- EXERCISE REQUIREMENTS:
Locate and copy all lines bearing the word "Frauen".

- DATA TO USE:
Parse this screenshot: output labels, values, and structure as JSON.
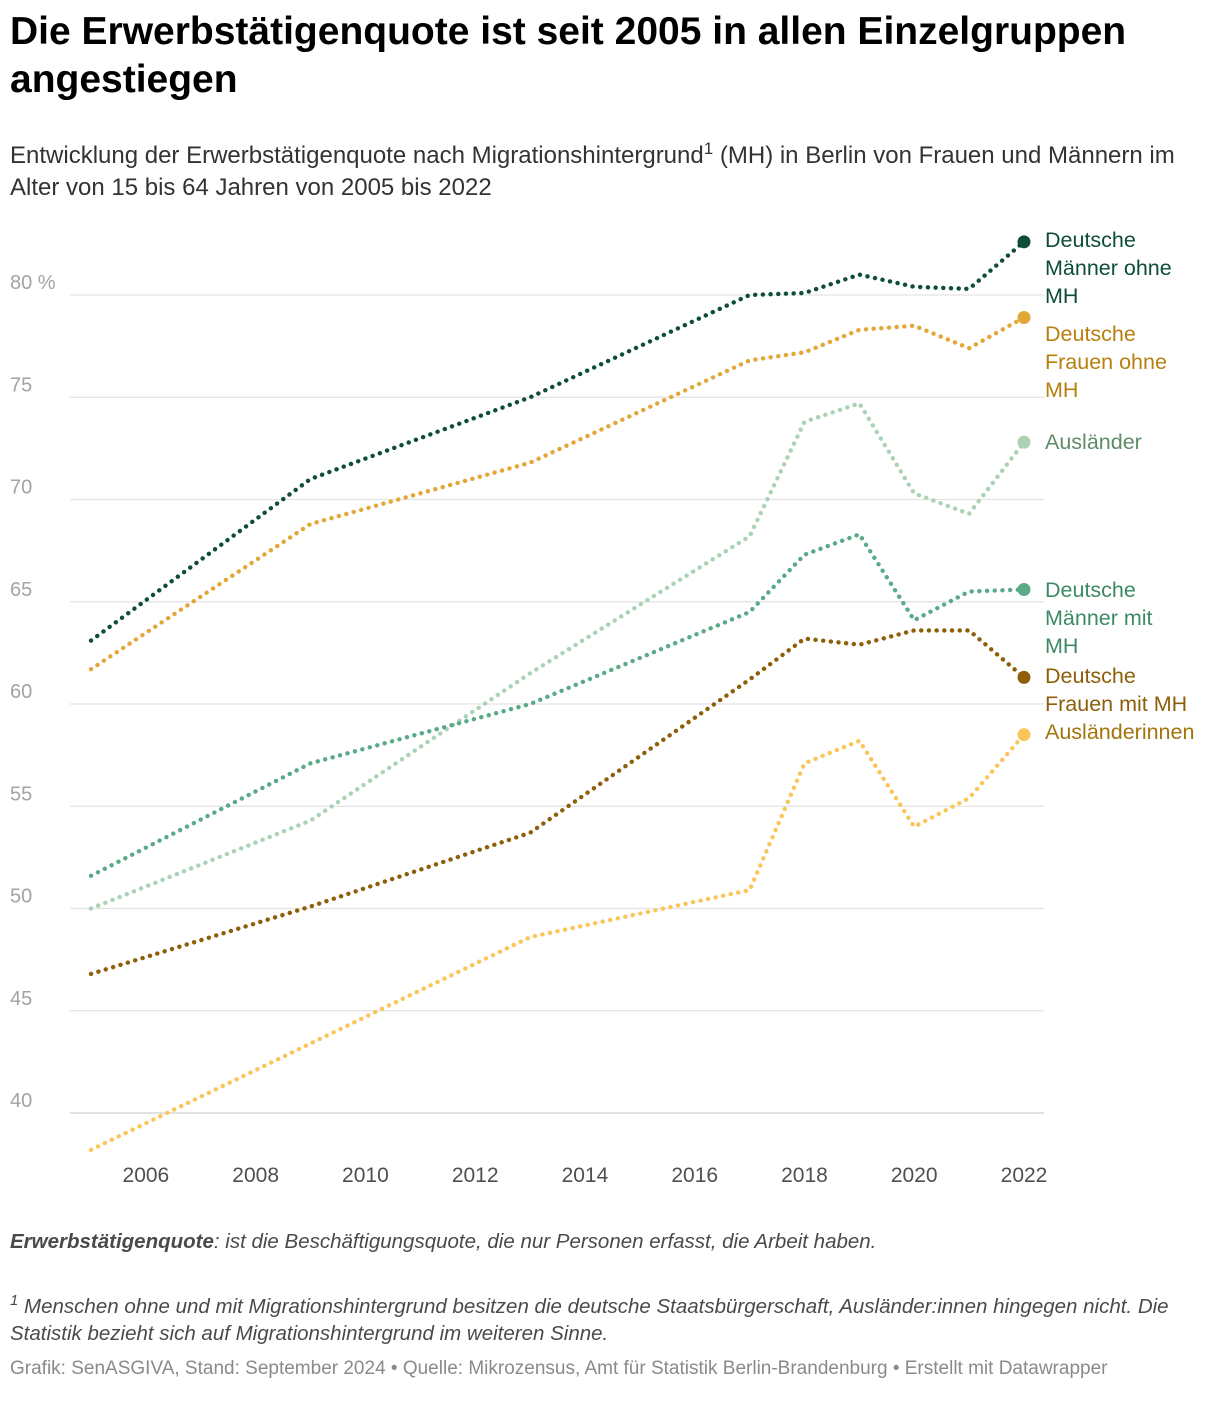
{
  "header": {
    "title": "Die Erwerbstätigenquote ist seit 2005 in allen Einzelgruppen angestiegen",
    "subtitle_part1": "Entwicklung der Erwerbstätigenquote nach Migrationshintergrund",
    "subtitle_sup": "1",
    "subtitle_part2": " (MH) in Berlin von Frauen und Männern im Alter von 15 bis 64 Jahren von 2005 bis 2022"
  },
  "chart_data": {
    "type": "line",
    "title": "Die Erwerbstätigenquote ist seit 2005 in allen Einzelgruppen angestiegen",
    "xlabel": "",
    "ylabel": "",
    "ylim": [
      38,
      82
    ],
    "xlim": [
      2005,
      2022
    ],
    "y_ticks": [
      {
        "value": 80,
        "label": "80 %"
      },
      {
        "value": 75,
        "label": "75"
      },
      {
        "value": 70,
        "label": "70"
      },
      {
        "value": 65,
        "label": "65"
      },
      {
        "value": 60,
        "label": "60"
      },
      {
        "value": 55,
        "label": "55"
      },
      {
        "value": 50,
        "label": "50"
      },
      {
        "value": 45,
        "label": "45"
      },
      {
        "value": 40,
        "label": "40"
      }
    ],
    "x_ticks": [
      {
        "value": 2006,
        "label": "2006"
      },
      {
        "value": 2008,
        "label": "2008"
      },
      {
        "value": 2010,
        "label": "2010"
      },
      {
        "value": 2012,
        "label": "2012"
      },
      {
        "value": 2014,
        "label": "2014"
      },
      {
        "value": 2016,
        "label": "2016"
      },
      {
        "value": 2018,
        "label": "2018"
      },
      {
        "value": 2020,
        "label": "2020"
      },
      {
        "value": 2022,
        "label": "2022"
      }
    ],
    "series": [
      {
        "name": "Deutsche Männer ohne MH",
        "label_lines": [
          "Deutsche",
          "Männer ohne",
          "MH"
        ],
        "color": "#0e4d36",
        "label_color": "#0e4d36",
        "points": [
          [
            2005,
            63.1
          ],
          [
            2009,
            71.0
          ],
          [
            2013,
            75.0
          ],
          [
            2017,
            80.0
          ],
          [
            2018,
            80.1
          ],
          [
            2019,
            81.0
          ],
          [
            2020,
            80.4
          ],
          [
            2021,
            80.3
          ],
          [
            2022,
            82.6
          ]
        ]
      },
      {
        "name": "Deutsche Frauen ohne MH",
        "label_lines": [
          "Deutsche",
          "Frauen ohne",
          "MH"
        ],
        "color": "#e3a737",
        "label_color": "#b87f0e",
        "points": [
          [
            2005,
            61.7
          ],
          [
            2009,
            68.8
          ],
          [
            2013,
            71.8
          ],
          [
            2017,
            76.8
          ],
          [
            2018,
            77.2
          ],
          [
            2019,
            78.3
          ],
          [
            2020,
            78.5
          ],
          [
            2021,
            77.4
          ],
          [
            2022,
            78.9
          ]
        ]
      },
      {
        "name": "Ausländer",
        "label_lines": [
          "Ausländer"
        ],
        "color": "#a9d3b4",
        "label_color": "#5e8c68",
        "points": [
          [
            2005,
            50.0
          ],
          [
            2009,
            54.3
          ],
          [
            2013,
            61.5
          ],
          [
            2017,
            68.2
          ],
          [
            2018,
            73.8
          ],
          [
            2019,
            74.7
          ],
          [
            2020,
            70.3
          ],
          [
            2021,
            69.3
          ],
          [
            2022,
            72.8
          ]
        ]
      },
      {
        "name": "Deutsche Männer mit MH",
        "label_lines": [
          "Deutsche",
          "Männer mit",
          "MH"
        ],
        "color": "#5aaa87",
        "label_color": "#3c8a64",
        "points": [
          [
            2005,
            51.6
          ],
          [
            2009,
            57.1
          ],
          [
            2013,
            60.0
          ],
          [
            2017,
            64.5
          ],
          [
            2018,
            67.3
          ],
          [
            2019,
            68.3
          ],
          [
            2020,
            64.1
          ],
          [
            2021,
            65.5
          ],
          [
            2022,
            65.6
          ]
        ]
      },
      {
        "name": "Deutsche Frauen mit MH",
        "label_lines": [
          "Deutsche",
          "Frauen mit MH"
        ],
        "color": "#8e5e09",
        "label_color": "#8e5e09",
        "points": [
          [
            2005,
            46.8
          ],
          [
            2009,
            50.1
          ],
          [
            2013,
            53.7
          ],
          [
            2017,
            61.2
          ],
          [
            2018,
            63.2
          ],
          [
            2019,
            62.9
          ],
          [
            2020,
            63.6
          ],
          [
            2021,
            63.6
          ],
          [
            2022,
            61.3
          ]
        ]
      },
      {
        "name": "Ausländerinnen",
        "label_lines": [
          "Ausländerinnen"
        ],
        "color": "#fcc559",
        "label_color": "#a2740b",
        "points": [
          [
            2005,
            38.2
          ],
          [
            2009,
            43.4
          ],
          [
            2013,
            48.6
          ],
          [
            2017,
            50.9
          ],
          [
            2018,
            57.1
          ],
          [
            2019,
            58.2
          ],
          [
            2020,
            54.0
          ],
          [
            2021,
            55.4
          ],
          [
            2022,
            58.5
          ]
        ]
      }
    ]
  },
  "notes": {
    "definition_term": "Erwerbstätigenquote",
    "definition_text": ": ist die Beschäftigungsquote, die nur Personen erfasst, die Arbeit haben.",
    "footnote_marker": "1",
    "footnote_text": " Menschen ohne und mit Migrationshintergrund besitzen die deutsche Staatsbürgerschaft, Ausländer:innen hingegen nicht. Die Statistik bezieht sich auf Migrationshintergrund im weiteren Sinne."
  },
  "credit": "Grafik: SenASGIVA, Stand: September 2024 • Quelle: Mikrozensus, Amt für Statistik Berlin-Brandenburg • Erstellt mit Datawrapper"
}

- ANSWER TO THIS EXERCISE:
    "subtitle_part2": " (MH) in Berlin von Frauen und Männern im Alter von 15 bis 64 Jahren von 2005 bis 2022"
        "name": "Deutsche Frauen ohne MH",
          "Frauen ohne",
        "name": "Deutsche Frauen mit MH",
          "Frauen mit MH"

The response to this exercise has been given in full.